Problem requirements: Select every line below that contains the word "bounding", and copy each one in full.
::::::::
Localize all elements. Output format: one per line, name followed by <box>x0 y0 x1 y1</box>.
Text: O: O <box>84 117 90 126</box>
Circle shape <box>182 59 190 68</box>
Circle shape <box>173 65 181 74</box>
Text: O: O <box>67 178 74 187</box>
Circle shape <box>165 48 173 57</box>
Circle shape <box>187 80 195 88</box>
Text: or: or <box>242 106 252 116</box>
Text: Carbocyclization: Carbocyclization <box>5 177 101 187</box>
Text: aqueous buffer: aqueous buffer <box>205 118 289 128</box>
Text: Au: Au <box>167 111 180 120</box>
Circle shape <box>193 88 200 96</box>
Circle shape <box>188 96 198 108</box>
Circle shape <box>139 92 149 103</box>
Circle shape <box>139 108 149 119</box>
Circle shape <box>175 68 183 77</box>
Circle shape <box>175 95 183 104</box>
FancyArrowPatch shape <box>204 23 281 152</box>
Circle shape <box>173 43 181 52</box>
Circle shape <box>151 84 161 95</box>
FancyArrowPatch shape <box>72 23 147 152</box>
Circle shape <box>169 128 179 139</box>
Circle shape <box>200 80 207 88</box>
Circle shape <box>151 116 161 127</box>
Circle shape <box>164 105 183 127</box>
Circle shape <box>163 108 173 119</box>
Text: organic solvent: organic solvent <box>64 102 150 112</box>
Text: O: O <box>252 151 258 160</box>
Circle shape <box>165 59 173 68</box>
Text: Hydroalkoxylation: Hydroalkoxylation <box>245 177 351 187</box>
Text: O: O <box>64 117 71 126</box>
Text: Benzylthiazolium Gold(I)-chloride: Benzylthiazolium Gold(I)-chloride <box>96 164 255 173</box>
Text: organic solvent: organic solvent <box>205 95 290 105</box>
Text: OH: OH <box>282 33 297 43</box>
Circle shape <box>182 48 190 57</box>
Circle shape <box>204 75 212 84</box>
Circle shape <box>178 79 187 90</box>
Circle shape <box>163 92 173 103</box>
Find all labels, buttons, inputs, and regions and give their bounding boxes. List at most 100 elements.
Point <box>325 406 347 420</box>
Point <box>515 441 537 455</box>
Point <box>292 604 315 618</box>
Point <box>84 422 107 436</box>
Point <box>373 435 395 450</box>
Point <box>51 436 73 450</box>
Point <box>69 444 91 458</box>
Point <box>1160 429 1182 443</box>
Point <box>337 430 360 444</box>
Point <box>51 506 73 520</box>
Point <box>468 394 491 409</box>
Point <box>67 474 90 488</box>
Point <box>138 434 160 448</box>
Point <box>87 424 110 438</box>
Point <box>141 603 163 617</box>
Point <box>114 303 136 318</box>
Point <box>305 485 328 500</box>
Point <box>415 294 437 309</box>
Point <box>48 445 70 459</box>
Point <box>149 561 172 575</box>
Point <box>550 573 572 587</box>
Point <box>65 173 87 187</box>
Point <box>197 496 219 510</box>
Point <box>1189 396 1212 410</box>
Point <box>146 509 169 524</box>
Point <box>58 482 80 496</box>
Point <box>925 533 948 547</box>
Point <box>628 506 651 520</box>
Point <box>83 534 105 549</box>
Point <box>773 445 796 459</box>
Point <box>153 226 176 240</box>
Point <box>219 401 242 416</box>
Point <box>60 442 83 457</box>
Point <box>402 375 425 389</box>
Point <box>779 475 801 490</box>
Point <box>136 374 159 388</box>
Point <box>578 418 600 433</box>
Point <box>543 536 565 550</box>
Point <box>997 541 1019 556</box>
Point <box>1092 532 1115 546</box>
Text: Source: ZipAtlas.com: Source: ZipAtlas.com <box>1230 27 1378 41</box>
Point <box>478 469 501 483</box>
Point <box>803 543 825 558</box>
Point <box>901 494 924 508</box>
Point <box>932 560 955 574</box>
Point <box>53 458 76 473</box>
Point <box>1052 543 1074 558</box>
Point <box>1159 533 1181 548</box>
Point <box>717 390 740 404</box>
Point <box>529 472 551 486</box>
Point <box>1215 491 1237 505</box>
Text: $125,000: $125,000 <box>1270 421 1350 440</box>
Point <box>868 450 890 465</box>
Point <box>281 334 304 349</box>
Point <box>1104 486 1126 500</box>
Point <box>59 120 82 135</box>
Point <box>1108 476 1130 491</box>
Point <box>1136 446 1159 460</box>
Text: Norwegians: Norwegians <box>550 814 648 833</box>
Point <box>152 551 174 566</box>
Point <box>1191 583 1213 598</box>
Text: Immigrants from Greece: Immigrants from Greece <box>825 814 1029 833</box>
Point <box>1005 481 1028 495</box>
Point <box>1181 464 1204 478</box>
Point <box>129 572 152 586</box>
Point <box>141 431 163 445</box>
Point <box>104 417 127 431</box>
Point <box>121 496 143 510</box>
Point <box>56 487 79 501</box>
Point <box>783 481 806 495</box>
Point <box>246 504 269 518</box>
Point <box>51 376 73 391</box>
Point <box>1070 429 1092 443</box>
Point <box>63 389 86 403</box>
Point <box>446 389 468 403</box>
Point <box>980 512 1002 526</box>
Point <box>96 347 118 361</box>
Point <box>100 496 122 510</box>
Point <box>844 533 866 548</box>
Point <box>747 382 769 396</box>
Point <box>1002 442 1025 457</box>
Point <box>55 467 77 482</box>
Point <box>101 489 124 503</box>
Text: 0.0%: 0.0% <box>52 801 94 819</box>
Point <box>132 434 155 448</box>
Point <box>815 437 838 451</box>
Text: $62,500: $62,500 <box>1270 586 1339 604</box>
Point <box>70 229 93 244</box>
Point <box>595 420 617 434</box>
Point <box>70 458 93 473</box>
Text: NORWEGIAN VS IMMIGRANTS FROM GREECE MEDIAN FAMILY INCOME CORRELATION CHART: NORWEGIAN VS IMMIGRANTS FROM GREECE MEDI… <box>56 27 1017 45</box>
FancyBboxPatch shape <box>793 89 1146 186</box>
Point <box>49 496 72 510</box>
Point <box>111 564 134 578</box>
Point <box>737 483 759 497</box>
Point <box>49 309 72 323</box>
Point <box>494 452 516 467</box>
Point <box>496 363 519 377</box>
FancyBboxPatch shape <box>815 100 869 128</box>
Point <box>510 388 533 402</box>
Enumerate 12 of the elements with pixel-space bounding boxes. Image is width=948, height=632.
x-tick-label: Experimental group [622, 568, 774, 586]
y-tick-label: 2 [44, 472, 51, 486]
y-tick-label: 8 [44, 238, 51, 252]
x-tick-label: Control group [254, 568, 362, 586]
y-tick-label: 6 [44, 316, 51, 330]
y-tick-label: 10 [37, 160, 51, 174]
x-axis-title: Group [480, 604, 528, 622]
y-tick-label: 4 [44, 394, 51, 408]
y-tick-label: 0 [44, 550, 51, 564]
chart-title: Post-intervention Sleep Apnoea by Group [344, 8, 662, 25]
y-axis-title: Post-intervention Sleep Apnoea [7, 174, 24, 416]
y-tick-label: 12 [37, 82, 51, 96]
::::::::
Output of the task:
Find all labels, buttons, inputs, and regions and give their bounding boxes. List at most 100 elements.
Enumerate 12 of the elements with pixel-space bounding boxes. Image is width=948, height=632.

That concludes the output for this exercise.